▶ Objective:
Retype every entry word for word.

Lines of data
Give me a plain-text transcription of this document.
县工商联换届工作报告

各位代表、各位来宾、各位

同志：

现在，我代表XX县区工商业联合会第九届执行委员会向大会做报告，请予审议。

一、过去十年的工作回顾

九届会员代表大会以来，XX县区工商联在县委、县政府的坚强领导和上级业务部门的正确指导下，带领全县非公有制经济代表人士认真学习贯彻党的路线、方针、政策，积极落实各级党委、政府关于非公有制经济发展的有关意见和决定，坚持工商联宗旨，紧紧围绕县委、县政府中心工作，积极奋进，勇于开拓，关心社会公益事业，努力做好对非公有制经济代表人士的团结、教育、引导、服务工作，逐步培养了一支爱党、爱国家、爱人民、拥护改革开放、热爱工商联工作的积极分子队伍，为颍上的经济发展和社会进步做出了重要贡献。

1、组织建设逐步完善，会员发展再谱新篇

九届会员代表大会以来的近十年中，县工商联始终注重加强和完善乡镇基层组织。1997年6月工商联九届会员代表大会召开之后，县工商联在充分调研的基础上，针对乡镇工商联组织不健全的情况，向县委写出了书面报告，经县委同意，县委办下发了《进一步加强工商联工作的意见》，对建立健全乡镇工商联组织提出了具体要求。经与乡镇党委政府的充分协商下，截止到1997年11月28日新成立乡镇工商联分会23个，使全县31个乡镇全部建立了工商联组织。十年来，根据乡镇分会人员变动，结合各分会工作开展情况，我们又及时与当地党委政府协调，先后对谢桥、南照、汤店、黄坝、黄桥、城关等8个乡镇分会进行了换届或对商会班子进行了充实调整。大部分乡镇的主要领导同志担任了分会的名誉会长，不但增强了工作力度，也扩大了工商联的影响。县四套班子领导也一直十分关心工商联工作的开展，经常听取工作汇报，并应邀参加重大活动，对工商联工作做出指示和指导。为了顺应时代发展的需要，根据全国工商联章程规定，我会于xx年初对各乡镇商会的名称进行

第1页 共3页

▶ Exercise result:
Give me a plain-text transcription of this document.
县工商联换届工作报告

各位代表、各位来宾、各位

同志：

现在，我代表XX县区工商业联合会第九届执行委员会向大会做报告，请予审议。

一、过去十年的工作回顾

九届会员代表大会以来，XX县区工商联在县委、县政府的坚强领导和上级业务部门的正确指导下，带领全县非公有制经济代表人士认真学习贯彻党的路线、方针、政策，积极落实各级党委、政府关于非公有制经济发展的有关意见和决定，坚持工商联宗旨，紧紧围绕县委、县政府中心工作，积极奋进，勇于开拓，关心社会公益事业，努力做好对非公有制经济代表人士的团结、教育、引导、服务工作，逐步培养了一支爱党、爱国家、爱人民、拥护改革开放、热爱工商联工作的积极分子队伍，为颍上的经济发展和社会进步做出了重要贡献。

1、组织建设逐步完善，会员发展再谱新篇

九届会员代表大会以来的近十年中，县工商联始终注重加强和完善乡镇基层组织。1997年6月工商联九届会员代表大会召开之后，县工商联在充分调研的基础上，针对乡镇工商联组织不健全的情况，向县委写出了书面报告，经县委同意，县委办下发了《进一步加强工商联工作的意见》，对建立健全乡镇工商联组织提出了具体要求。经与乡镇党委政府的充分协商下，截止到1997年11月28日新成立乡镇工商联分会23个，使全县31个乡镇全部建立了工商联组织。十年来，根据乡镇分会人员变动，结合各分会工作开展情况，我们又及时与当地党委政府协调，先后对谢桥、南照、汤店、黄坝、黄桥、城关等8个乡镇分会进行了换届或对商会班子进行了充实调整。大部分乡镇的主要领导同志担任了分会的名誉会长，不但增强了工作力度，也扩大了工商联的影响。县四套班子领导也一直十分关心工商联工作的开展，经常听取工作汇报，并应邀参加重大活动，对工商联工作做出指示和指导。为了顺应时代发展的需要，根据全国工商联章程规定，我会于xx年初对各乡镇商会的名称进行

第1页 共3页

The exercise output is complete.